● Exercise prompt
Retype the line where "What text is on this page?" appears and each line that follows it down to the last line of the records below. Leave the pictures out.

═════ Entries shown ═════

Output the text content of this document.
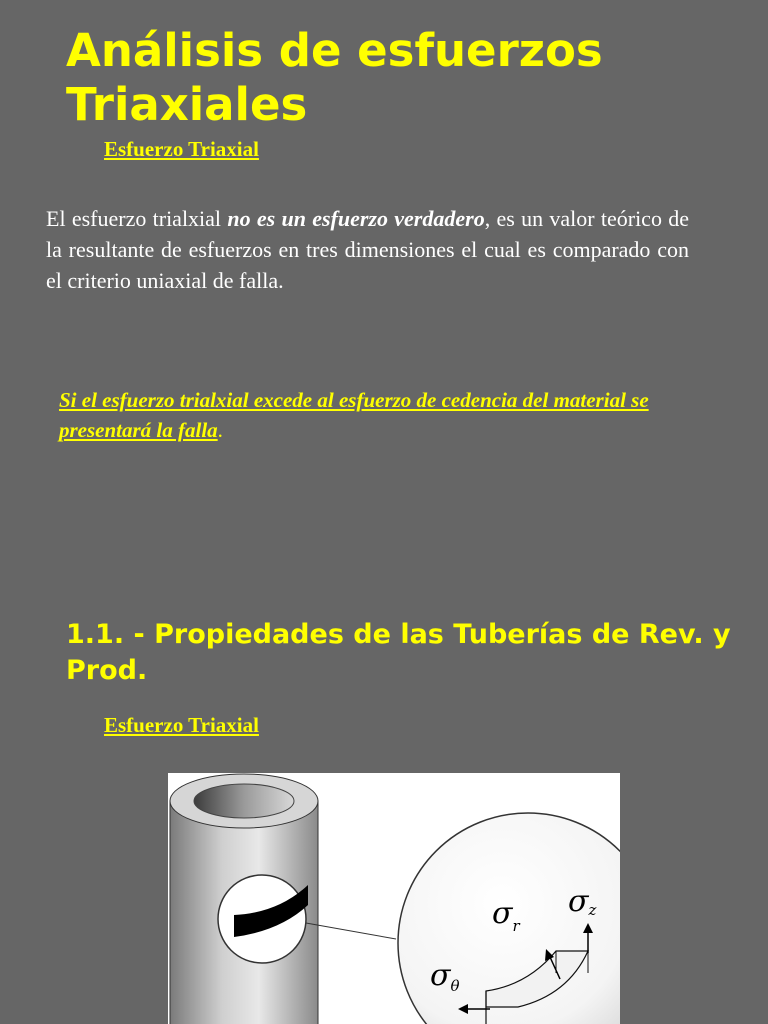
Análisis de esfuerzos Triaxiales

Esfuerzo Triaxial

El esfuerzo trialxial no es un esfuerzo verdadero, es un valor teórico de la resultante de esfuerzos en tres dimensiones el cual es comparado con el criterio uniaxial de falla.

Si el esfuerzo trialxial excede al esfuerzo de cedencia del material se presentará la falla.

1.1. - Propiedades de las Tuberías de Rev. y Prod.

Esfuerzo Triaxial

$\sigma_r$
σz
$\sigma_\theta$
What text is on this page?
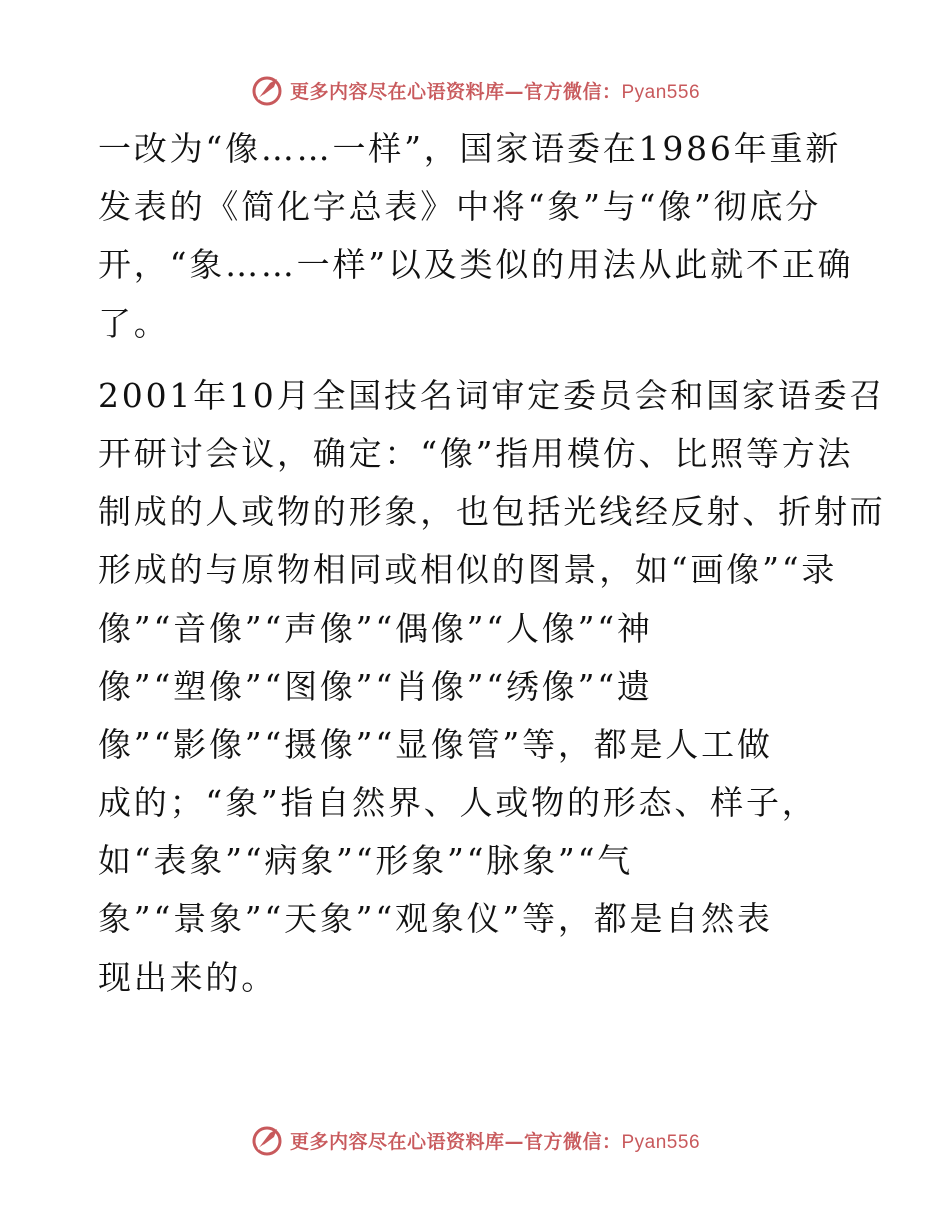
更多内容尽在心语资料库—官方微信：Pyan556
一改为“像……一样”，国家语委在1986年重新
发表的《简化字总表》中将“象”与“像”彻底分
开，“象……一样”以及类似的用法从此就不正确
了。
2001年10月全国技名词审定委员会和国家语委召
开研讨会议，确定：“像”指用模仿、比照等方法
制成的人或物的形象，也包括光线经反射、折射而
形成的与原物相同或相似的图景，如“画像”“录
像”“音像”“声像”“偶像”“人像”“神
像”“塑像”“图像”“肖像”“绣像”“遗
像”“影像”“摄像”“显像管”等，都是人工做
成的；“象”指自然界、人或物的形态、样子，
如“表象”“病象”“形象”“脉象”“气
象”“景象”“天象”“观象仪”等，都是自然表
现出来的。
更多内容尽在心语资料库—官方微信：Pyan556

═════

● Expected answer
What text is on this page?
更多内容尽在心语资料库—官方微信：Pyan556
一改为“像……一样”，国家语委在1986年重新
发表的《简化字总表》中将“象”与“像”彻底分
开，“象……一样”以及类似的用法从此就不正确
了。
2001年10月全国技名词审定委员会和国家语委召
开研讨会议，确定：“像”指用模仿、比照等方法
制成的人或物的形象，也包括光线经反射、折射而
形成的与原物相同或相似的图景，如“画像”“录
像”“音像”“声像”“偶像”“人像”“神
像”“塑像”“图像”“肖像”“绣像”“遗
像”“影像”“摄像”“显像管”等，都是人工做
成的；“象”指自然界、人或物的形态、样子，
如“表象”“病象”“形象”“脉象”“气
象”“景象”“天象”“观象仪”等，都是自然表
现出来的。
更多内容尽在心语资料库—官方微信：Pyan556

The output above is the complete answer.